PROBLEMS AND TASKS:
1. According to the "Poker Face" article, how many copies did the single sell in total?
2. Please repeat everything in the "Poker Face" article from "Chart performance" down to "playing with animals.".

TEXT PROVIDED:
"Poker Face" (Japanese: ポーカー・フェイス; stylized as "poker face") is the debut single by Japanese singer Ayumi Hamasaki for her album A Song for ××. It was released under Avex Trax on 8 April 1998. Hamasaki wrote the lyrics and Yasuhiko Hoshino composed the music. The song peaked at number 20 on the Japanese Singles Chart and was certified as Gold by the Recording Industry Association of Japan (RIAJ). The song was re-released in 2001.

Chart performance
"Poker Face" entered at #20 on the charts with 11,520 units sold in its opening week and charted for six weeks. The single sold a total of 43,140 copies. The single was certified Gold by the RIAJ.

Music video
The music video for "Poker Face" was directed by Takeishi Wataru. The video focuses on Hamasaki standing in front of a large tree filled with television monitors that show her in various locations. It also shows her playing with animals.

Stored dataset items

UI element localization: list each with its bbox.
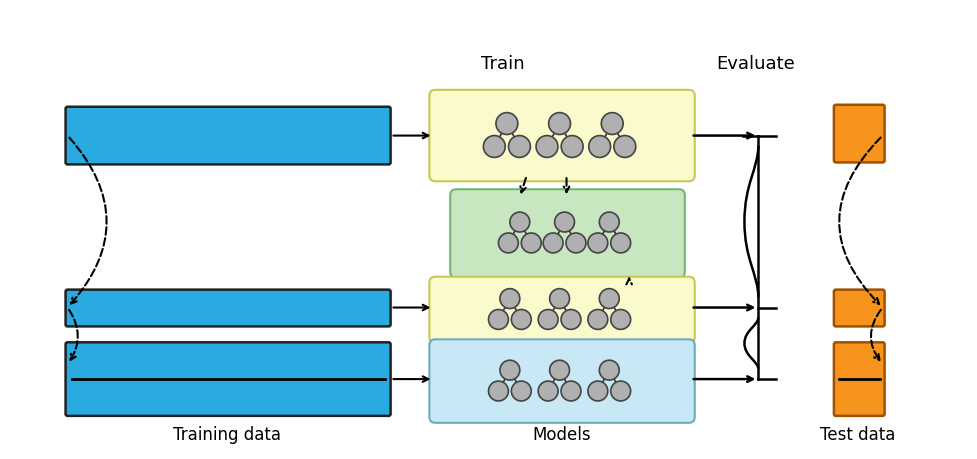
Circle shape [496,112,518,134]
Circle shape [543,233,563,253]
Circle shape [601,112,623,134]
FancyBboxPatch shape [834,105,884,162]
Circle shape [508,135,531,157]
Circle shape [510,212,530,232]
Circle shape [549,112,571,134]
Circle shape [536,135,558,157]
Circle shape [561,309,581,330]
Circle shape [614,135,636,157]
FancyBboxPatch shape [65,290,391,326]
Circle shape [611,233,630,253]
FancyBboxPatch shape [65,107,391,164]
Circle shape [599,289,619,308]
Circle shape [588,233,608,253]
Circle shape [589,135,611,157]
Circle shape [550,360,570,380]
Text: Train: Train [481,55,525,73]
Circle shape [555,212,574,232]
Circle shape [611,309,630,330]
Text: Models: Models [532,425,591,444]
Circle shape [500,360,520,380]
Text: Evaluate: Evaluate [716,55,794,73]
Circle shape [538,309,558,330]
FancyBboxPatch shape [450,189,685,278]
Circle shape [488,309,508,330]
Circle shape [566,233,586,253]
Circle shape [500,289,520,308]
Circle shape [488,381,508,401]
Circle shape [588,381,608,401]
Circle shape [484,135,505,157]
FancyBboxPatch shape [429,90,695,181]
FancyBboxPatch shape [834,342,884,416]
Circle shape [599,360,619,380]
Circle shape [611,381,630,401]
Circle shape [588,309,608,330]
Circle shape [599,212,619,232]
FancyBboxPatch shape [429,339,695,423]
Circle shape [561,135,583,157]
FancyBboxPatch shape [65,342,391,416]
Circle shape [511,309,531,330]
Circle shape [511,381,531,401]
Text: Training data: Training data [173,425,280,444]
Text: Test data: Test data [820,425,896,444]
FancyBboxPatch shape [429,277,695,343]
Circle shape [522,233,541,253]
FancyBboxPatch shape [834,290,884,326]
Circle shape [561,381,581,401]
Circle shape [498,233,519,253]
Circle shape [550,289,570,308]
Circle shape [538,381,558,401]
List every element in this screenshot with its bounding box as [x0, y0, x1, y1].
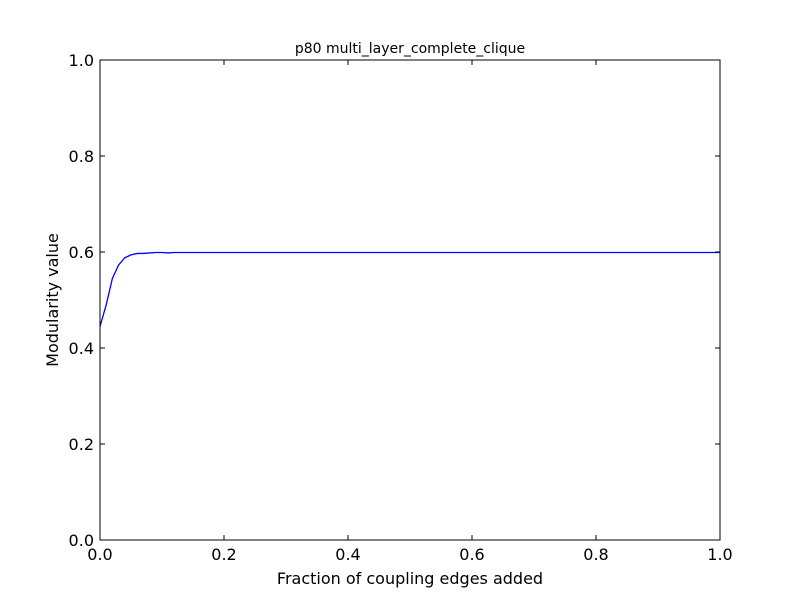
x-tick-label: 1.0: [707, 545, 732, 564]
plot-frame: [99, 59, 721, 541]
y-axis-label: Modularity value: [43, 233, 62, 367]
y-tick-label: 0.6: [69, 243, 94, 262]
x-axis-label: Fraction of coupling edges added: [277, 569, 543, 588]
x-tick-label: 0.2: [211, 545, 236, 564]
y-tick-label: 0.4: [69, 339, 94, 358]
y-tick-label: 0.8: [69, 147, 94, 166]
plot-area: 0.0 0.2 0.4 0.6 0.8 1.0 0.0 0.2 0.4 0.6 0.8 1.0: [69, 51, 733, 564]
y-tick-label: 0.0: [69, 531, 94, 550]
y-tick-label: 0.2: [69, 435, 94, 454]
series-line-0: [99, 251, 720, 327]
y-tick-label: 1.0: [69, 51, 94, 70]
x-tick-label: 0.4: [335, 545, 360, 564]
x-tick-label: 0.6: [459, 545, 484, 564]
x-tick-label: 0.0: [87, 545, 112, 564]
x-tick-label: 0.8: [583, 545, 608, 564]
chart-title: p80 multi_layer_complete_clique: [295, 41, 525, 57]
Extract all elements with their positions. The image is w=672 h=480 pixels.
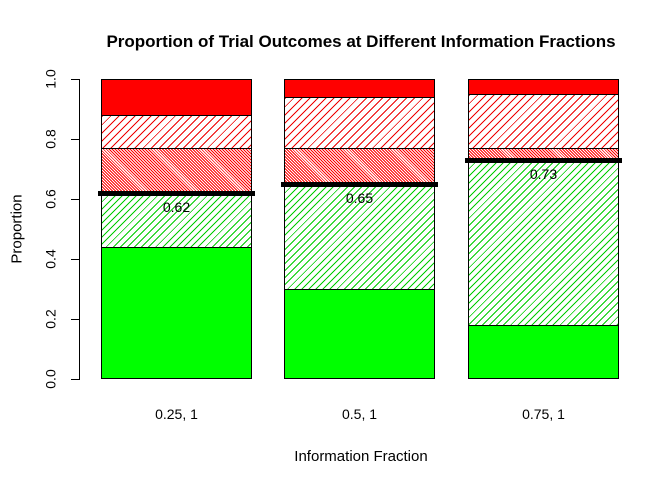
x-category-label: 0.5, 1 xyxy=(341,406,378,422)
bar-segment-solid-green-outcome xyxy=(284,289,435,379)
bar-group xyxy=(468,79,619,379)
x-category-label: 0.25, 1 xyxy=(155,406,198,422)
x-axis-title: Information Fraction xyxy=(294,448,428,465)
threshold-line xyxy=(281,182,438,187)
threshold-line xyxy=(465,158,622,163)
y-tick xyxy=(71,79,79,80)
y-tick xyxy=(71,259,79,260)
bar-segment-green-hatched-outcome xyxy=(468,160,619,325)
threshold-label: 0.62 xyxy=(162,199,191,215)
threshold-line xyxy=(98,191,255,196)
y-tick-label-text: 1.0 xyxy=(42,69,59,89)
y-tick-label-text: 0.4 xyxy=(42,249,59,269)
bar-segment-red-dense-hatched-outcome xyxy=(101,148,252,193)
y-tick-label-text: 0.0 xyxy=(42,369,59,389)
bar-segment-red-hatched-outcome xyxy=(468,94,619,148)
bar-segment-solid-red-outcome xyxy=(468,79,619,94)
threshold-label: 0.65 xyxy=(345,190,374,206)
bar-group xyxy=(284,79,435,379)
bar-group xyxy=(101,79,252,379)
bar-segment-red-dense-hatched-outcome xyxy=(468,148,619,160)
chart-title: Proportion of Trial Outcomes at Differen… xyxy=(106,32,616,51)
y-tick-label-text: 0.6 xyxy=(42,189,59,209)
y-tick-label-text: 0.8 xyxy=(42,129,59,149)
bar-segment-green-hatched-outcome xyxy=(284,184,435,289)
bar-segment-solid-red-outcome xyxy=(284,79,435,97)
bar-segment-red-hatched-outcome xyxy=(284,97,435,148)
bar-segment-solid-green-outcome xyxy=(101,247,252,379)
y-axis-title-text: Proportion xyxy=(8,194,26,264)
y-axis-line xyxy=(79,79,80,380)
threshold-label: 0.73 xyxy=(529,166,558,182)
y-tick xyxy=(71,199,79,200)
bar-segment-red-hatched-outcome xyxy=(101,115,252,148)
bar-segment-green-hatched-outcome xyxy=(101,193,252,247)
x-category-label: 0.75, 1 xyxy=(522,406,565,422)
y-tick xyxy=(71,319,79,320)
bar-segment-red-dense-hatched-outcome xyxy=(284,148,435,184)
bar-segment-solid-red-outcome xyxy=(101,79,252,115)
y-tick xyxy=(71,139,79,140)
y-tick xyxy=(71,379,79,380)
bar-segment-solid-green-outcome xyxy=(468,325,619,379)
y-tick-label-text: 0.2 xyxy=(42,309,59,329)
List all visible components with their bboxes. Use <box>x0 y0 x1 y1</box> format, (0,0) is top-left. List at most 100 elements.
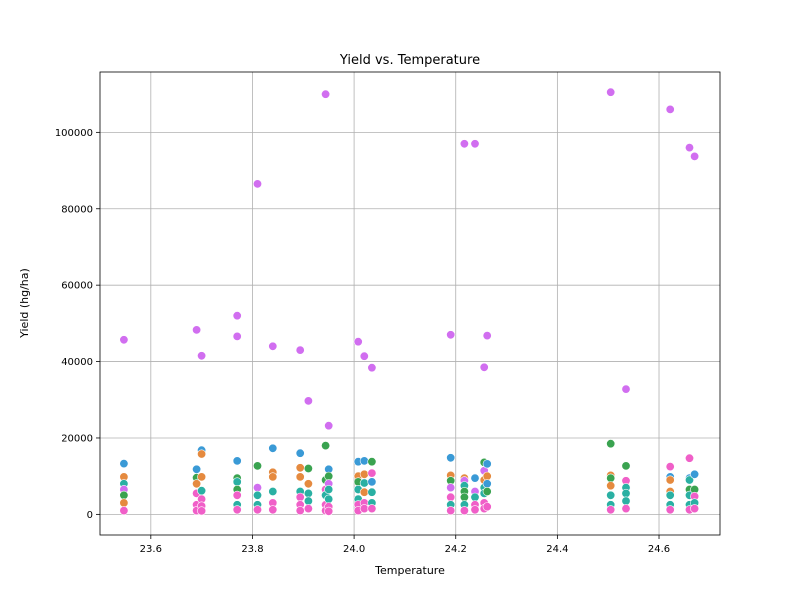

TASK ANSWERS:
1. 43,140 copies.

2.
Chart performance
"Poker Face" entered at #20 on the charts with 11,520 units sold in its opening week and charted for six weeks. The single sold a total of 43,140 copies. The single was certified Gold by the RIAJ.

Music video
The music video for "Poker Face" was directed by Takeishi Wataru. The video focuses on Hamasaki standing in front of a large tree filled with television monitors that show her in various locations. It also shows her playing with animals.